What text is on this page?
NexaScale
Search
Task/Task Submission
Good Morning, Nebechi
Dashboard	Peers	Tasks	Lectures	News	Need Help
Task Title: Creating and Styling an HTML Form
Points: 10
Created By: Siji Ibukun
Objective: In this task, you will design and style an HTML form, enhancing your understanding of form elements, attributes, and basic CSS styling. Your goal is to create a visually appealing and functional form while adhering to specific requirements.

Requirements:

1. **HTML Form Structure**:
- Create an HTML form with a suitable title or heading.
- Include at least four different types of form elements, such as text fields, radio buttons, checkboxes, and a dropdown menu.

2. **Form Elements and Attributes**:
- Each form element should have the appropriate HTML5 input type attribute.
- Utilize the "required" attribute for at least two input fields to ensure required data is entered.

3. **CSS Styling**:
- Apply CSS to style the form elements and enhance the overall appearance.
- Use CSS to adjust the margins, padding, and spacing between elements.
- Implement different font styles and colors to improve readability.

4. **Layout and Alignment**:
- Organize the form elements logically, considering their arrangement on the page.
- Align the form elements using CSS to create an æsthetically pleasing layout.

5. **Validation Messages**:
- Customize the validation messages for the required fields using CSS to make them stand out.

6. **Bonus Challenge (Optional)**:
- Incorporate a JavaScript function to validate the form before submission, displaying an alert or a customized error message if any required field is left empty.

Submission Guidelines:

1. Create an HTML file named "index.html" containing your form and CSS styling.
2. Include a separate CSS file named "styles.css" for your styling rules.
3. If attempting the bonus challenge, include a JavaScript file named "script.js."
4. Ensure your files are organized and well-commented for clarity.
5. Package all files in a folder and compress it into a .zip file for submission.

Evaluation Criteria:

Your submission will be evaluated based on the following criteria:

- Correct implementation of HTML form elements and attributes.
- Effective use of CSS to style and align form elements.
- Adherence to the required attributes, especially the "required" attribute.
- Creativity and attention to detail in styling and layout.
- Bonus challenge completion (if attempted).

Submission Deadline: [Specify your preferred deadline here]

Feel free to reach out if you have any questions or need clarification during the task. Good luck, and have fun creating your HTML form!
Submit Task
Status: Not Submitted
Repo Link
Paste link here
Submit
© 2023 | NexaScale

[Exercise directions]
Reproduce every line of the data verbatim.

[Full answer]
What text is on this page?
NexaScale
Search
Task/Task Submission
Good Morning, Nebechi
Dashboard	Peers	Tasks	Lectures	News	Need Help
Task Title: Creating and Styling an HTML Form
Points: 10
Created By: Siji Ibukun
Objective: In this task, you will design and style an HTML form, enhancing your understanding of form elements, attributes, and basic CSS styling. Your goal is to create a visually appealing and functional form while adhering to specific requirements.

Requirements:

1. **HTML Form Structure**:
- Create an HTML form with a suitable title or heading.
- Include at least four different types of form elements, such as text fields, radio buttons, checkboxes, and a dropdown menu.

2. **Form Elements and Attributes**:
- Each form element should have the appropriate HTML5 input type attribute.
- Utilize the "required" attribute for at least two input fields to ensure required data is entered.

3. **CSS Styling**:
- Apply CSS to style the form elements and enhance the overall appearance.
- Use CSS to adjust the margins, padding, and spacing between elements.
- Implement different font styles and colors to improve readability.

4. **Layout and Alignment**:
- Organize the form elements logically, considering their arrangement on the page.
- Align the form elements using CSS to create an æsthetically pleasing layout.

5. **Validation Messages**:
- Customize the validation messages for the required fields using CSS to make them stand out.

6. **Bonus Challenge (Optional)**:
- Incorporate a JavaScript function to validate the form before submission, displaying an alert or a customized error message if any required field is left empty.

Submission Guidelines:

1. Create an HTML file named "index.html" containing your form and CSS styling.
2. Include a separate CSS file named "styles.css" for your styling rules.
3. If attempting the bonus challenge, include a JavaScript file named "script.js."
4. Ensure your files are organized and well-commented for clarity.
5. Package all files in a folder and compress it into a .zip file for submission.

Evaluation Criteria:

Your submission will be evaluated based on the following criteria:

- Correct implementation of HTML form elements and attributes.
- Effective use of CSS to style and align form elements.
- Adherence to the required attributes, especially the "required" attribute.
- Creativity and attention to detail in styling and layout.
- Bonus challenge completion (if attempted).

Submission Deadline: [Specify your preferred deadline here]

Feel free to reach out if you have any questions or need clarification during the task. Good luck, and have fun creating your HTML form!
Submit Task
Status: Not Submitted
Repo Link
Paste link here
Submit
© 2023 | NexaScale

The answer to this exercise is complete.